### [Stated goal]
Verbatim output of all the material below is required.

### [Input material]
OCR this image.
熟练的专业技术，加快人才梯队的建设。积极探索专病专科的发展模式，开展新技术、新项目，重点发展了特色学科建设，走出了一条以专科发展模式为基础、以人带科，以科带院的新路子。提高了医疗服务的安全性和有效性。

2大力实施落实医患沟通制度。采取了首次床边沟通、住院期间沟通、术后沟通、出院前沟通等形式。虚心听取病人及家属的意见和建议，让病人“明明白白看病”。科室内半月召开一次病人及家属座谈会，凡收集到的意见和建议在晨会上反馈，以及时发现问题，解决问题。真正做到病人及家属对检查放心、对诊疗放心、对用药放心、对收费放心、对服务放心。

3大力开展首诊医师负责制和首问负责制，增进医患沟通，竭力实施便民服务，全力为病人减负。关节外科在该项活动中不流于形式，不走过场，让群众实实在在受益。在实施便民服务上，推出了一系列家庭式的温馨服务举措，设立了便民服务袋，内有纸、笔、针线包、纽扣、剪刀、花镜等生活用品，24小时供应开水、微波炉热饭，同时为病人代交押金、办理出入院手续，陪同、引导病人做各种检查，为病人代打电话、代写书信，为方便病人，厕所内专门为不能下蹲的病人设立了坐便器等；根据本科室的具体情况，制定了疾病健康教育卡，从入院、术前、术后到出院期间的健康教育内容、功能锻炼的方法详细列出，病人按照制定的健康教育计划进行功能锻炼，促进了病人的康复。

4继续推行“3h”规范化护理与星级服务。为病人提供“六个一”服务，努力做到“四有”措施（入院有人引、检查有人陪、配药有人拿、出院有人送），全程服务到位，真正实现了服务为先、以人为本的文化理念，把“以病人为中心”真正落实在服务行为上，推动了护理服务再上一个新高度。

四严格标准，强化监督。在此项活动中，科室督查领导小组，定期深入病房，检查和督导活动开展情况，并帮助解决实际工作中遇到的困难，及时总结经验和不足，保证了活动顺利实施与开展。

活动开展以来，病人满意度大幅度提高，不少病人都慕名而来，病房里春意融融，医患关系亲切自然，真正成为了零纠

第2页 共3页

### [Result of the task]
OCR this image.
熟练的专业技术，加快人才梯队的建设。积极探索专病专科的发展模式，开展新技术、新项目，重点发展了特色学科建设，走出了一条以专科发展模式为基础、以人带科，以科带院的新路子。提高了医疗服务的安全性和有效性。

2大力实施落实医患沟通制度。采取了首次床边沟通、住院期间沟通、术后沟通、出院前沟通等形式。虚心听取病人及家属的意见和建议，让病人“明明白白看病”。科室内半月召开一次病人及家属座谈会，凡收集到的意见和建议在晨会上反馈，以及时发现问题，解决问题。真正做到病人及家属对检查放心、对诊疗放心、对用药放心、对收费放心、对服务放心。

3大力开展首诊医师负责制和首问负责制，增进医患沟通，竭力实施便民服务，全力为病人减负。关节外科在该项活动中不流于形式，不走过场，让群众实实在在受益。在实施便民服务上，推出了一系列家庭式的温馨服务举措，设立了便民服务袋，内有纸、笔、针线包、纽扣、剪刀、花镜等生活用品，24小时供应开水、微波炉热饭，同时为病人代交押金、办理出入院手续，陪同、引导病人做各种检查，为病人代打电话、代写书信，为方便病人，厕所内专门为不能下蹲的病人设立了坐便器等；根据本科室的具体情况，制定了疾病健康教育卡，从入院、术前、术后到出院期间的健康教育内容、功能锻炼的方法详细列出，病人按照制定的健康教育计划进行功能锻炼，促进了病人的康复。

4继续推行“3h”规范化护理与星级服务。为病人提供“六个一”服务，努力做到“四有”措施（入院有人引、检查有人陪、配药有人拿、出院有人送），全程服务到位，真正实现了服务为先、以人为本的文化理念，把“以病人为中心”真正落实在服务行为上，推动了护理服务再上一个新高度。

四严格标准，强化监督。在此项活动中，科室督查领导小组，定期深入病房，检查和督导活动开展情况，并帮助解决实际工作中遇到的困难，及时总结经验和不足，保证了活动顺利实施与开展。

活动开展以来，病人满意度大幅度提高，不少病人都慕名而来，病房里春意融融，医患关系亲切自然，真正成为了零纠

第2页 共3页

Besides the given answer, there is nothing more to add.